== CHALLENGE ==
Each line of the material must be repeated precisely, with the pictures left out.

━━ DATASET ROWS ━━

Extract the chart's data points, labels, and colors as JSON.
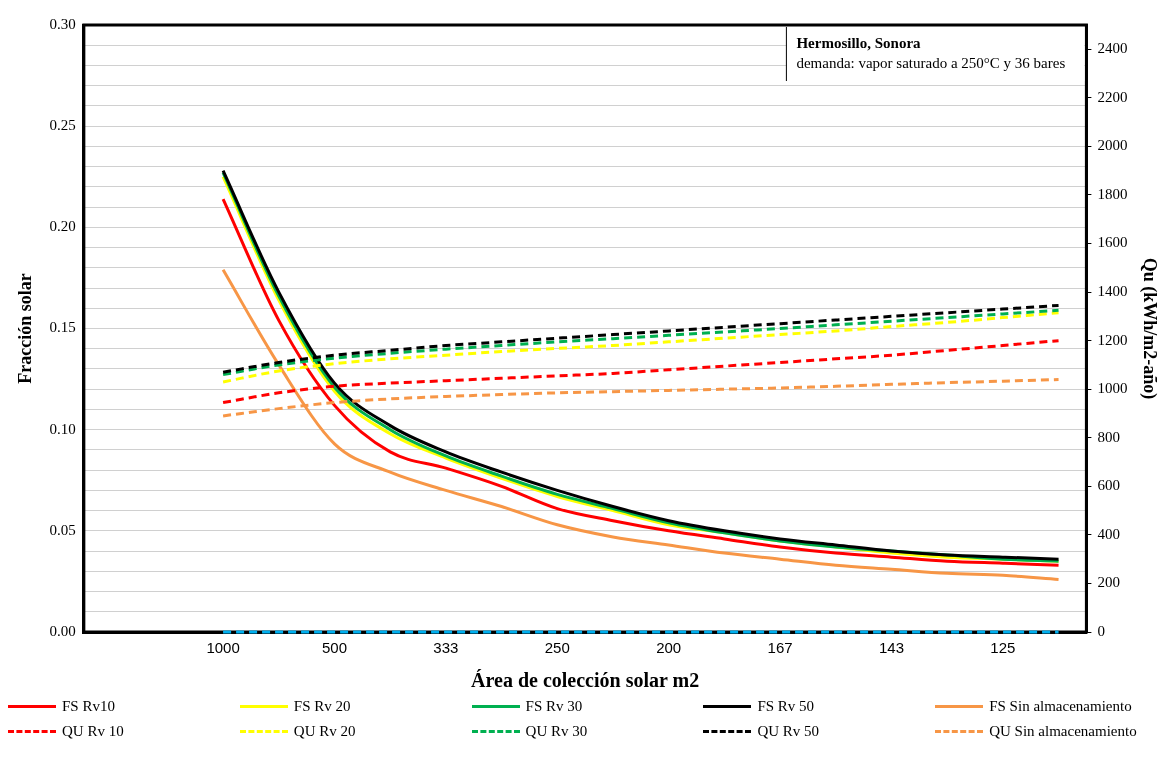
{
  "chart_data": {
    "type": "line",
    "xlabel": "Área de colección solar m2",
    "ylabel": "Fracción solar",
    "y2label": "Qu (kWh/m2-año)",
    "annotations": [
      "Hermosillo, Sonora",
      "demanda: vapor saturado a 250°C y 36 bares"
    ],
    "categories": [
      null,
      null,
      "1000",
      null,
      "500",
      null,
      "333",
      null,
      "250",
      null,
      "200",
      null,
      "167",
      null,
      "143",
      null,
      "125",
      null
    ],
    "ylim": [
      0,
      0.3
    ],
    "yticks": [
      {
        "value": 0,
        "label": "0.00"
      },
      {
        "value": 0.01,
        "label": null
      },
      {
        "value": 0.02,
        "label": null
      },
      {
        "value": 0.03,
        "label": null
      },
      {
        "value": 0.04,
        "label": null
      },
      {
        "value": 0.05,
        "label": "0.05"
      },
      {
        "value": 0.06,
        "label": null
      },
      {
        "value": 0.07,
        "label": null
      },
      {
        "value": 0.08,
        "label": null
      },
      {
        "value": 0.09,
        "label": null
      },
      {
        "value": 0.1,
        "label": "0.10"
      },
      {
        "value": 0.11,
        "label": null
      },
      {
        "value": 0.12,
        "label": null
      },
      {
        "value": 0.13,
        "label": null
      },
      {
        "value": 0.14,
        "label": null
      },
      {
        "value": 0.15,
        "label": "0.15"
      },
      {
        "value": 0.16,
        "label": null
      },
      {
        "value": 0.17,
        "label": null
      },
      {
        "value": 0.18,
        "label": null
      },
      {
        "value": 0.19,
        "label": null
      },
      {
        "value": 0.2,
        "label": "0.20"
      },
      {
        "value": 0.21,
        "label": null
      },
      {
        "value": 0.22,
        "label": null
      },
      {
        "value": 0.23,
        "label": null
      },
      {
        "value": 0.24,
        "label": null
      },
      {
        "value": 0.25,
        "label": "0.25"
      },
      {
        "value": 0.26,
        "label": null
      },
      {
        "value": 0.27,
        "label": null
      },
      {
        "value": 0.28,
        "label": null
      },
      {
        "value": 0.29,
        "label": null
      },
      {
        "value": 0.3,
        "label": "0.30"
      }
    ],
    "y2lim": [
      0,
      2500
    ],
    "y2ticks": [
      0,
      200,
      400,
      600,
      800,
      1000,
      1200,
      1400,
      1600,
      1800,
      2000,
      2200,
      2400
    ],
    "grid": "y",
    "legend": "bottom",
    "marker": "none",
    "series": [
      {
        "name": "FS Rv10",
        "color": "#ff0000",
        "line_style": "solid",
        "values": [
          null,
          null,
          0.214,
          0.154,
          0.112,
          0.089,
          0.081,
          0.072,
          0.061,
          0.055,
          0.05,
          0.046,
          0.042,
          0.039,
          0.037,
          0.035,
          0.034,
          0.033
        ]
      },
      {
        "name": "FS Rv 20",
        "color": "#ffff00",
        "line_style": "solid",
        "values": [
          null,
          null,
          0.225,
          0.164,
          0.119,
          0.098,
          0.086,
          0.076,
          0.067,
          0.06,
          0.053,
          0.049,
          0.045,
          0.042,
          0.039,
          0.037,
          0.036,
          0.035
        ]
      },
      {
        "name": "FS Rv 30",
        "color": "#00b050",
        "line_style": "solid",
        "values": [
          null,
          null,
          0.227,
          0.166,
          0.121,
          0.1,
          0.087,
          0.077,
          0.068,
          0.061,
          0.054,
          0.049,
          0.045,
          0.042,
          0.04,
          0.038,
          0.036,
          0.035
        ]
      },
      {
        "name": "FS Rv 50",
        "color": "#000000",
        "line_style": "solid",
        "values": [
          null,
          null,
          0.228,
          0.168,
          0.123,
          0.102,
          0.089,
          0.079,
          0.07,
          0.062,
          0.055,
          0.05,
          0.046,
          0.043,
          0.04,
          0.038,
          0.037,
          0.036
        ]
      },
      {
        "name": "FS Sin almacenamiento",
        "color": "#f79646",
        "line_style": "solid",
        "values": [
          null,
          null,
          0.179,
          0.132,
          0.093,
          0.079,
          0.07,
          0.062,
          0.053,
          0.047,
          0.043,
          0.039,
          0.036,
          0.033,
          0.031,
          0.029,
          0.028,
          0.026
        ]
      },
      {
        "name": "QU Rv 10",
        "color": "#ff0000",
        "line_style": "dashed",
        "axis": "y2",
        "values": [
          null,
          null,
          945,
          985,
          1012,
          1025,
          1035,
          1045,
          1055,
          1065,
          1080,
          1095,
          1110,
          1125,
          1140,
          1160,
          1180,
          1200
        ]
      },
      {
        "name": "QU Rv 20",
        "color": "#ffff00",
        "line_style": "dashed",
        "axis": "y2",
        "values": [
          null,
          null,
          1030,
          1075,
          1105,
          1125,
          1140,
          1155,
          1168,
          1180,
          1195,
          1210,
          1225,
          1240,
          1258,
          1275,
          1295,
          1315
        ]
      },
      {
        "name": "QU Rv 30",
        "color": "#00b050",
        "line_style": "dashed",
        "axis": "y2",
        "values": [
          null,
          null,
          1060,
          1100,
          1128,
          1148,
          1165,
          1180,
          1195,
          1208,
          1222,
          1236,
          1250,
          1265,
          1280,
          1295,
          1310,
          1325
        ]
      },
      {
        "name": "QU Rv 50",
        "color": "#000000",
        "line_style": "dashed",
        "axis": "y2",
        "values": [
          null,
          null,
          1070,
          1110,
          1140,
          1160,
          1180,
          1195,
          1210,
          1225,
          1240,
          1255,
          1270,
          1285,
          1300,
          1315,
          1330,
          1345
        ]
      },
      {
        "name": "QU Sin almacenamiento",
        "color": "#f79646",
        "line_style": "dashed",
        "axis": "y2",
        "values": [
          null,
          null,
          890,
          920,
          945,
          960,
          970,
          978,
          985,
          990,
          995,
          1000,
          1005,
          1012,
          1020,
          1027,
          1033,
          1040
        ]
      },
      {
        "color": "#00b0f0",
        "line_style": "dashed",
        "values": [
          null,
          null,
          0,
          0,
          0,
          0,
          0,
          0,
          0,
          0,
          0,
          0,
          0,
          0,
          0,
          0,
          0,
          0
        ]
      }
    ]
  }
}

━━━

== ANSWER ==
Extract the chart's data points, labels, and colors as JSON.
{
  "chart_data": {
    "type": "line",
    "xlabel": "Área de colección solar m2",
    "ylabel": "Fracción solar",
    "y2label": "Qu (kWh/m2-año)",
    "annotations": [
      "Hermosillo, Sonora",
      "demanda: vapor saturado a 250°C y 36 bares"
    ],
    "categories": [
      null,
      null,
      "1000",
      null,
      "500",
      null,
      "333",
      null,
      "250",
      null,
      "200",
      null,
      "167",
      null,
      "143",
      null,
      "125",
      null
    ],
    "ylim": [
      0,
      0.3
    ],
    "yticks": [
      {
        "value": 0,
        "label": "0.00"
      },
      {
        "value": 0.01,
        "label": null
      },
      {
        "value": 0.02,
        "label": null
      },
      {
        "value": 0.03,
        "label": null
      },
      {
        "value": 0.04,
        "label": null
      },
      {
        "value": 0.05,
        "label": "0.05"
      },
      {
        "value": 0.06,
        "label": null
      },
      {
        "value": 0.07,
        "label": null
      },
      {
        "value": 0.08,
        "label": null
      },
      {
        "value": 0.09,
        "label": null
      },
      {
        "value": 0.1,
        "label": "0.10"
      },
      {
        "value": 0.11,
        "label": null
      },
      {
        "value": 0.12,
        "label": null
      },
      {
        "value": 0.13,
        "label": null
      },
      {
        "value": 0.14,
        "label": null
      },
      {
        "value": 0.15,
        "label": "0.15"
      },
      {
        "value": 0.16,
        "label": null
      },
      {
        "value": 0.17,
        "label": null
      },
      {
        "value": 0.18,
        "label": null
      },
      {
        "value": 0.19,
        "label": null
      },
      {
        "value": 0.2,
        "label": "0.20"
      },
      {
        "value": 0.21,
        "label": null
      },
      {
        "value": 0.22,
        "label": null
      },
      {
        "value": 0.23,
        "label": null
      },
      {
        "value": 0.24,
        "label": null
      },
      {
        "value": 0.25,
        "label": "0.25"
      },
      {
        "value": 0.26,
        "label": null
      },
      {
        "value": 0.27,
        "label": null
      },
      {
        "value": 0.28,
        "label": null
      },
      {
        "value": 0.29,
        "label": null
      },
      {
        "value": 0.3,
        "label": "0.30"
      }
    ],
    "y2lim": [
      0,
      2500
    ],
    "y2ticks": [
      0,
      200,
      400,
      600,
      800,
      1000,
      1200,
      1400,
      1600,
      1800,
      2000,
      2200,
      2400
    ],
    "grid": "y",
    "legend": "bottom",
    "marker": "none",
    "series": [
      {
        "name": "FS Rv10",
        "color": "#ff0000",
        "line_style": "solid",
        "values": [
          null,
          null,
          0.214,
          0.154,
          0.112,
          0.089,
          0.081,
          0.072,
          0.061,
          0.055,
          0.05,
          0.046,
          0.042,
          0.039,
          0.037,
          0.035,
          0.034,
          0.033
        ]
      },
      {
        "name": "FS Rv 20",
        "color": "#ffff00",
        "line_style": "solid",
        "values": [
          null,
          null,
          0.225,
          0.164,
          0.119,
          0.098,
          0.086,
          0.076,
          0.067,
          0.06,
          0.053,
          0.049,
          0.045,
          0.042,
          0.039,
          0.037,
          0.036,
          0.035
        ]
      },
      {
        "name": "FS Rv 30",
        "color": "#00b050",
        "line_style": "solid",
        "values": [
          null,
          null,
          0.227,
          0.166,
          0.121,
          0.1,
          0.087,
          0.077,
          0.068,
          0.061,
          0.054,
          0.049,
          0.045,
          0.042,
          0.04,
          0.038,
          0.036,
          0.035
        ]
      },
      {
        "name": "FS Rv 50",
        "color": "#000000",
        "line_style": "solid",
        "values": [
          null,
          null,
          0.228,
          0.168,
          0.123,
          0.102,
          0.089,
          0.079,
          0.07,
          0.062,
          0.055,
          0.05,
          0.046,
          0.043,
          0.04,
          0.038,
          0.037,
          0.036
        ]
      },
      {
        "name": "FS Sin almacenamiento",
        "color": "#f79646",
        "line_style": "solid",
        "values": [
          null,
          null,
          0.179,
          0.132,
          0.093,
          0.079,
          0.07,
          0.062,
          0.053,
          0.047,
          0.043,
          0.039,
          0.036,
          0.033,
          0.031,
          0.029,
          0.028,
          0.026
        ]
      },
      {
        "name": "QU Rv 10",
        "color": "#ff0000",
        "line_style": "dashed",
        "axis": "y2",
        "values": [
          null,
          null,
          945,
          985,
          1012,
          1025,
          1035,
          1045,
          1055,
          1065,
          1080,
          1095,
          1110,
          1125,
          1140,
          1160,
          1180,
          1200
        ]
      },
      {
        "name": "QU Rv 20",
        "color": "#ffff00",
        "line_style": "dashed",
        "axis": "y2",
        "values": [
          null,
          null,
          1030,
          1075,
          1105,
          1125,
          1140,
          1155,
          1168,
          1180,
          1195,
          1210,
          1225,
          1240,
          1258,
          1275,
          1295,
          1315
        ]
      },
      {
        "name": "QU Rv 30",
        "color": "#00b050",
        "line_style": "dashed",
        "axis": "y2",
        "values": [
          null,
          null,
          1060,
          1100,
          1128,
          1148,
          1165,
          1180,
          1195,
          1208,
          1222,
          1236,
          1250,
          1265,
          1280,
          1295,
          1310,
          1325
        ]
      },
      {
        "name": "QU Rv 50",
        "color": "#000000",
        "line_style": "dashed",
        "axis": "y2",
        "values": [
          null,
          null,
          1070,
          1110,
          1140,
          1160,
          1180,
          1195,
          1210,
          1225,
          1240,
          1255,
          1270,
          1285,
          1300,
          1315,
          1330,
          1345
        ]
      },
      {
        "name": "QU Sin almacenamiento",
        "color": "#f79646",
        "line_style": "dashed",
        "axis": "y2",
        "values": [
          null,
          null,
          890,
          920,
          945,
          960,
          970,
          978,
          985,
          990,
          995,
          1000,
          1005,
          1012,
          1020,
          1027,
          1033,
          1040
        ]
      },
      {
        "color": "#00b0f0",
        "line_style": "dashed",
        "values": [
          null,
          null,
          0,
          0,
          0,
          0,
          0,
          0,
          0,
          0,
          0,
          0,
          0,
          0,
          0,
          0,
          0,
          0
        ]
      }
    ]
  }
}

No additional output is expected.